# GIVEN TEXT:
*-*-*

Canterbury was a particular hotspot. This is the town Chaucer named his Canterbury Tales after, so it’s no wonder that the bands of the area added traditional English folk to their rock sound. They also added free flowing jazz and quirky lyrics, and put less emphasis on classical influences.
Even with these older stylistic influences, they also incorporated synthesizers and newer instruments. Canterbury bands like The Wilde Flowers, Caravan, and Soft Machine created a style so distinct that “Canterbury Scene” is sometimes used as a subgenre name, even for bands that aren’t from anywhere near the town.
Soft Machine member Daevid Allen was an Australian. But following a tour of France, he was denied reentry into the UK because his visa had expired.
He settled in Paris and started the prog band Gong.
France, Germany, the Netherlands, and Italy all developed healthy prog rock scenes.
North America was slightly different.
Classical music isn’t a part of popular culture there, with the possible exception of Looney Toons (“Kill The Wabbit!”). So bands like Rush, Triumph, and Chilliwack from Canada, and Styx, Kansas, and Crack The Sky from the States emphasize the other characteristics of prog: long songs, a variety of instruments, embracing new sounds and techniques, literary lyrics, and concept albums.
Prog had its own sort of supergroup, too.
Greg Lake from King Crimson and Keith Emerson of The Nice had met while touring together.
Both were dissatisfied with their bands and talked about forming a new one.
They approached Mitch Mitchell, formerly of The Jimi Hendrix Experience, to play drums and suggested a jam session with him and Hendrix. That started the urban legend that the band was going to be Hendix, Emerson, Lake & Palmer, or HELP. In reality, the jam never happened at all.
Instead, they hooked up with Carl Palmer of Atomic Rooster and The Crazy World Of Arthur Brown.
Emerson, Lake, and Palmer were very successful, especially in the States. They were known for their stage show featuring a revolving drum riser, elaborate light show.

*-*-*

# DATASET CONTENT:
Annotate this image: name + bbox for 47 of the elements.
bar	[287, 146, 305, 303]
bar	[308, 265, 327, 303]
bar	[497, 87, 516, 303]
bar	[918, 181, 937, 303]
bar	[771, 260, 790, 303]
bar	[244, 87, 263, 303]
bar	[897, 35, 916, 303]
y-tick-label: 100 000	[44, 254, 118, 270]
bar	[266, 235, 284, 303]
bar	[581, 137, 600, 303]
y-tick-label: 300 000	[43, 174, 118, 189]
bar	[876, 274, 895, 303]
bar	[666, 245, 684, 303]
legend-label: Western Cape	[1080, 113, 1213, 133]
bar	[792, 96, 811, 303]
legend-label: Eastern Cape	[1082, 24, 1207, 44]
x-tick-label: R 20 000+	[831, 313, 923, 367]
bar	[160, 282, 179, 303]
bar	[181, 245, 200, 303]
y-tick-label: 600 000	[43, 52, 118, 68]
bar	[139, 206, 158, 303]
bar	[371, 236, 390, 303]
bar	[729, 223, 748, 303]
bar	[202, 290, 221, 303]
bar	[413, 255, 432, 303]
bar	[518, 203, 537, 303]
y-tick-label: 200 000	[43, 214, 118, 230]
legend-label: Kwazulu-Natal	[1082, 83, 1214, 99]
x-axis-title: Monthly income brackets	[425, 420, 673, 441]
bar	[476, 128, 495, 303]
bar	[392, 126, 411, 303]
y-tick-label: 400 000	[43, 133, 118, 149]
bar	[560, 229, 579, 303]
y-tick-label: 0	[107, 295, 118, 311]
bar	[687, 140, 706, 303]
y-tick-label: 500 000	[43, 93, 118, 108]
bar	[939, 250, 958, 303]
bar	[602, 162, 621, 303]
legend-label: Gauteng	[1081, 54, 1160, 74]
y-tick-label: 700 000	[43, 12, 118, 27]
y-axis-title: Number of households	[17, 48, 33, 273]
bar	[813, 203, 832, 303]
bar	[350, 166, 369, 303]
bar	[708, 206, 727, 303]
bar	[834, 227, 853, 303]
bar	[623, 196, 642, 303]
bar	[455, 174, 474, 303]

*-*-*

# JOB 1:
Return the passage of the progressive rock text from "North America was" to "and concept albums.", copied word for word.
# JOB 2:
According to the progressive rock text, why was Daevid Allen denied reentry into the UK after touring France?

# FULL SOLUTION 1:
North America was slightly different.
Classical music isn’t a part of popular culture there, with the possible exception of Looney Toons (“Kill The Wabbit!”). So bands like Rush, Triumph, and Chilliwack from Canada, and Styx, Kansas, and Crack The Sky from the States emphasize the other characteristics of prog: long songs, a variety of instruments, embracing new sounds and techniques, literary lyrics, and concept albums.

# FULL SOLUTION 2:
His visa had expired.